## Labeled box records

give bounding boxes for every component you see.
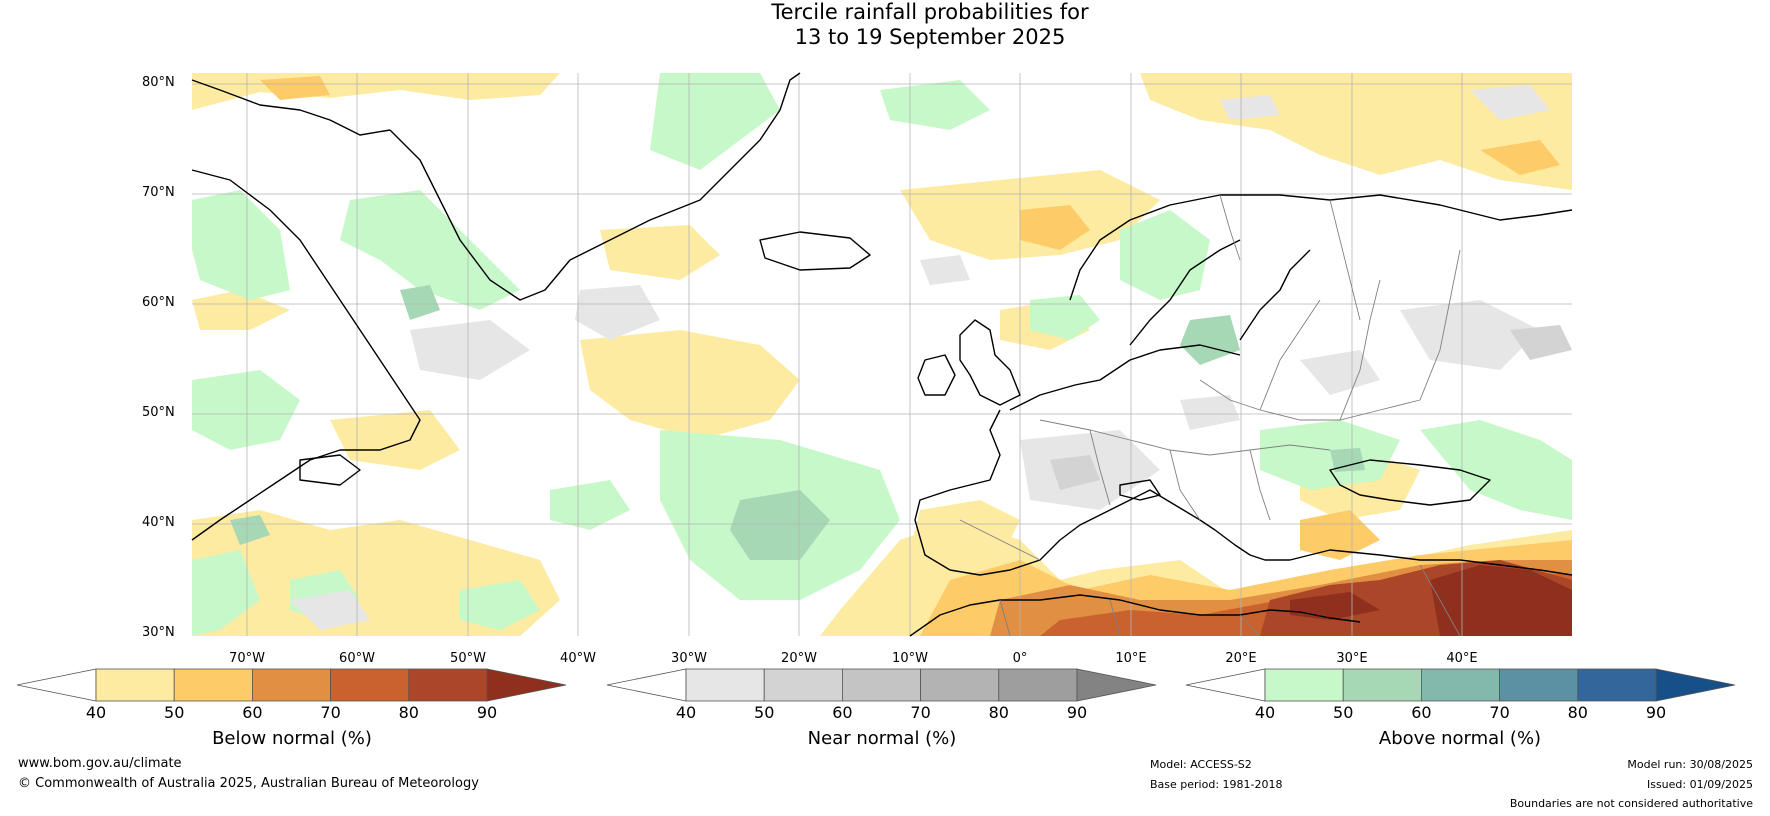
lat-label-50n: 50°N	[142, 405, 175, 420]
colorbar-tick-label: 40	[85, 703, 107, 722]
colorbar-under-triangle	[16, 668, 97, 702]
lon-label-30e: 30°E	[1336, 651, 1368, 666]
colorbar-tick-label: 90	[476, 703, 498, 722]
colorbar-swatch	[95, 668, 175, 702]
footer-model-run: Model run: 30/08/2025	[1627, 758, 1753, 771]
colorbar-swatch	[1421, 668, 1501, 702]
colorbar-tick-label: 50	[1333, 703, 1354, 722]
colorbar-tick-label: 90	[1066, 703, 1088, 722]
colorbar-swatch	[330, 668, 410, 702]
colorbar-tick-label: 60	[1411, 703, 1432, 722]
lon-label-10w: 10°W	[892, 651, 928, 666]
colorbar-tick-label: 80	[988, 703, 1009, 722]
colorbar-swatch	[920, 668, 1000, 702]
colorbar-over-triangle	[1076, 668, 1157, 702]
colorbar-under-triangle	[1185, 668, 1266, 702]
colorbar-tick-label: 50	[754, 703, 775, 722]
footer-copyright: © Commonwealth of Australia 2025, Austra…	[18, 776, 479, 791]
colorbar-tick-label: 50	[164, 703, 185, 722]
lon-label-60w: 60°W	[339, 651, 375, 666]
title-line-2: 13 to 19 September 2025	[794, 25, 1066, 49]
footer-issued: Issued: 01/09/2025	[1646, 778, 1753, 791]
colorbar-tick-label: 80	[1567, 703, 1588, 722]
colorbar-swatch	[408, 668, 488, 702]
footer-model: Model: ACCESS-S2	[1150, 758, 1252, 771]
colorbar-tick-label: 80	[398, 703, 419, 722]
colorbar-swatch	[1577, 668, 1657, 702]
colorbar-over-triangle	[486, 668, 567, 702]
colorbar-tick-label: 60	[832, 703, 853, 722]
colorbar-below-title: Below normal (%)	[212, 728, 372, 749]
colorbar-above-title: Above normal (%)	[1378, 728, 1542, 749]
colorbar-swatch	[998, 668, 1078, 702]
lat-label-40n: 40°N	[142, 515, 175, 530]
lon-label-10e: 10°E	[1115, 651, 1147, 666]
colorbar-swatch	[1342, 668, 1422, 702]
colorbar-tick-label: 70	[910, 703, 931, 722]
lat-label-70n: 70°N	[142, 185, 175, 200]
colorbar-tick-label: 90	[1645, 703, 1667, 722]
colorbar-swatch	[842, 668, 922, 702]
colorbar-swatch	[763, 668, 843, 702]
colorbar-below-normal	[16, 668, 567, 702]
colorbar-near-title: Near normal (%)	[807, 728, 957, 749]
lon-label-50w: 50°W	[450, 651, 486, 666]
lon-label-20e: 20°E	[1225, 651, 1257, 666]
lon-label-70w: 70°W	[229, 651, 265, 666]
colorbar-swatch	[173, 668, 253, 702]
colorbar-above-normal	[1185, 668, 1736, 702]
colorbar-tick-label: 40	[675, 703, 697, 722]
footer-boundaries: Boundaries are not considered authoritat…	[1509, 797, 1753, 810]
lon-label-40e: 40°E	[1446, 651, 1478, 666]
footer-website: www.bom.gov.au/climate	[18, 756, 182, 771]
title-line-1: Tercile rainfall probabilities for	[771, 0, 1089, 24]
colorbar-swatch	[1264, 668, 1344, 702]
colorbar-swatch	[251, 668, 331, 702]
colorbar-under-triangle	[606, 668, 687, 702]
colorbar-tick-label: 40	[1254, 703, 1276, 722]
lat-label-80n: 80°N	[142, 75, 175, 90]
lat-label-30n: 30°N	[142, 625, 175, 640]
colorbar-swatch	[685, 668, 765, 702]
coastlines	[191, 72, 1573, 637]
map-title: Tercile rainfall probabilities for 13 to…	[0, 0, 1770, 50]
colorbar-tick-label: 60	[242, 703, 263, 722]
colorbar-swatch	[1499, 668, 1579, 702]
lat-label-60n: 60°N	[142, 295, 175, 310]
colorbar-tick-label: 70	[320, 703, 341, 722]
lon-label-30w: 30°W	[671, 651, 707, 666]
lon-label-20w: 20°W	[781, 651, 817, 666]
lon-label-40w: 40°W	[560, 651, 596, 666]
footer-base-period: Base period: 1981-2018	[1150, 778, 1283, 791]
colorbar-over-triangle	[1655, 668, 1736, 702]
country-boundaries	[959, 194, 1461, 637]
lon-label-0: 0°	[1012, 651, 1028, 666]
colorbar-tick-label: 70	[1489, 703, 1510, 722]
colorbar-near-normal	[606, 668, 1157, 702]
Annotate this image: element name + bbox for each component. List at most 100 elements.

## TASK STATEMENT
Update the entries by replacing "colorbar-swatch" with "legend-swatch" wherever it occurs, keeping every other line unchanged. Leave the pictures out of your answer.

## EXPECTED OUTPUT
give bounding boxes for every component you see.
lat-label-50n: 50°N	[142, 405, 175, 420]
colorbar-tick-label: 40	[85, 703, 107, 722]
colorbar-under-triangle	[16, 668, 97, 702]
lon-label-30e: 30°E	[1336, 651, 1368, 666]
colorbar-tick-label: 90	[476, 703, 498, 722]
legend-swatch	[95, 668, 175, 702]
footer-model-run: Model run: 30/08/2025	[1627, 758, 1753, 771]
legend-swatch	[1421, 668, 1501, 702]
colorbar-tick-label: 50	[1333, 703, 1354, 722]
colorbar-tick-label: 90	[1066, 703, 1088, 722]
legend-swatch	[330, 668, 410, 702]
colorbar-tick-label: 60	[1411, 703, 1432, 722]
lon-label-10w: 10°W	[892, 651, 928, 666]
colorbar-tick-label: 80	[988, 703, 1009, 722]
legend-swatch	[920, 668, 1000, 702]
colorbar-over-triangle	[1076, 668, 1157, 702]
colorbar-under-triangle	[1185, 668, 1266, 702]
colorbar-tick-label: 50	[754, 703, 775, 722]
footer-copyright: © Commonwealth of Australia 2025, Austra…	[18, 776, 479, 791]
colorbar-tick-label: 50	[164, 703, 185, 722]
lon-label-60w: 60°W	[339, 651, 375, 666]
title-line-2: 13 to 19 September 2025	[794, 25, 1066, 49]
footer-issued: Issued: 01/09/2025	[1646, 778, 1753, 791]
colorbar-tick-label: 80	[1567, 703, 1588, 722]
legend-swatch	[408, 668, 488, 702]
footer-model: Model: ACCESS-S2	[1150, 758, 1252, 771]
colorbar-tick-label: 80	[398, 703, 419, 722]
legend-swatch	[1577, 668, 1657, 702]
colorbar-over-triangle	[486, 668, 567, 702]
colorbar-tick-label: 60	[832, 703, 853, 722]
colorbar-below-title: Below normal (%)	[212, 728, 372, 749]
colorbar-above-title: Above normal (%)	[1378, 728, 1542, 749]
legend-swatch	[998, 668, 1078, 702]
lat-label-40n: 40°N	[142, 515, 175, 530]
lon-label-10e: 10°E	[1115, 651, 1147, 666]
legend-swatch	[1342, 668, 1422, 702]
colorbar-tick-label: 70	[910, 703, 931, 722]
lat-label-70n: 70°N	[142, 185, 175, 200]
colorbar-tick-label: 90	[1645, 703, 1667, 722]
legend-swatch	[842, 668, 922, 702]
legend-swatch	[763, 668, 843, 702]
colorbar-below-normal	[16, 668, 567, 702]
colorbar-near-title: Near normal (%)	[807, 728, 957, 749]
lon-label-50w: 50°W	[450, 651, 486, 666]
lon-label-20e: 20°E	[1225, 651, 1257, 666]
lon-label-70w: 70°W	[229, 651, 265, 666]
legend-swatch	[173, 668, 253, 702]
colorbar-above-normal	[1185, 668, 1736, 702]
colorbar-tick-label: 40	[675, 703, 697, 722]
footer-boundaries: Boundaries are not considered authoritat…	[1509, 797, 1753, 810]
lon-label-40e: 40°E	[1446, 651, 1478, 666]
footer-website: www.bom.gov.au/climate	[18, 756, 182, 771]
title-line-1: Tercile rainfall probabilities for	[771, 0, 1089, 24]
legend-swatch	[1264, 668, 1344, 702]
legend-swatch	[251, 668, 331, 702]
colorbar-under-triangle	[606, 668, 687, 702]
colorbar-tick-label: 40	[1254, 703, 1276, 722]
lat-label-80n: 80°N	[142, 75, 175, 90]
lat-label-30n: 30°N	[142, 625, 175, 640]
legend-swatch	[685, 668, 765, 702]
coastlines	[191, 72, 1573, 637]
map-title: Tercile rainfall probabilities for 13 to…	[0, 0, 1770, 50]
colorbar-tick-label: 60	[242, 703, 263, 722]
legend-swatch	[1499, 668, 1579, 702]
lat-label-60n: 60°N	[142, 295, 175, 310]
colorbar-tick-label: 70	[320, 703, 341, 722]
lon-label-30w: 30°W	[671, 651, 707, 666]
lon-label-20w: 20°W	[781, 651, 817, 666]
lon-label-40w: 40°W	[560, 651, 596, 666]
footer-base-period: Base period: 1981-2018	[1150, 778, 1283, 791]
colorbar-over-triangle	[1655, 668, 1736, 702]
country-boundaries	[959, 194, 1461, 637]
lon-label-0: 0°	[1012, 651, 1028, 666]
colorbar-tick-label: 70	[1489, 703, 1510, 722]
colorbar-near-normal	[606, 668, 1157, 702]
Annotate this image: element name + bbox for each component. List at most 100 elements.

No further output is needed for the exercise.